DATA TO USE:
· · · · ·
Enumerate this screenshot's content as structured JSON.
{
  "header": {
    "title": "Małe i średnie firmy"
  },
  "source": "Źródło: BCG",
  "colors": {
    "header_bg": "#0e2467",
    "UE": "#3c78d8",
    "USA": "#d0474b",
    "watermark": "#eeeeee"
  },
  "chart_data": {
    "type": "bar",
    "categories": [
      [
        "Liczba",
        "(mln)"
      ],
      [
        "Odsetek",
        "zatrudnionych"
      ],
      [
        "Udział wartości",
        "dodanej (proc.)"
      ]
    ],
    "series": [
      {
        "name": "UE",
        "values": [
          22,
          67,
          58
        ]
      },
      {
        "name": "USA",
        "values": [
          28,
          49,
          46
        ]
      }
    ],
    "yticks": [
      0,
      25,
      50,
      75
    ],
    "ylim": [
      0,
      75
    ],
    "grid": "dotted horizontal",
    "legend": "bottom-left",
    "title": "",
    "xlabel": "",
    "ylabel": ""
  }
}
· · · · ·
Transcribe all lines as written.

WRITTEN RESPONSE:
Enumerate this screenshot's content as structured JSON.
{
  "header": {
    "title": "Małe i średnie firmy"
  },
  "source": "Źródło: BCG",
  "colors": {
    "header_bg": "#0e2467",
    "UE": "#3c78d8",
    "USA": "#d0474b",
    "watermark": "#eeeeee"
  },
  "chart_data": {
    "type": "bar",
    "categories": [
      [
        "Liczba",
        "(mln)"
      ],
      [
        "Odsetek",
        "zatrudnionych"
      ],
      [
        "Udział wartości",
        "dodanej (proc.)"
      ]
    ],
    "series": [
      {
        "name": "UE",
        "values": [
          22,
          67,
          58
        ]
      },
      {
        "name": "USA",
        "values": [
          28,
          49,
          46
        ]
      }
    ],
    "yticks": [
      0,
      25,
      50,
      75
    ],
    "ylim": [
      0,
      75
    ],
    "grid": "dotted horizontal",
    "legend": "bottom-left",
    "title": "",
    "xlabel": "",
    "ylabel": ""
  }
}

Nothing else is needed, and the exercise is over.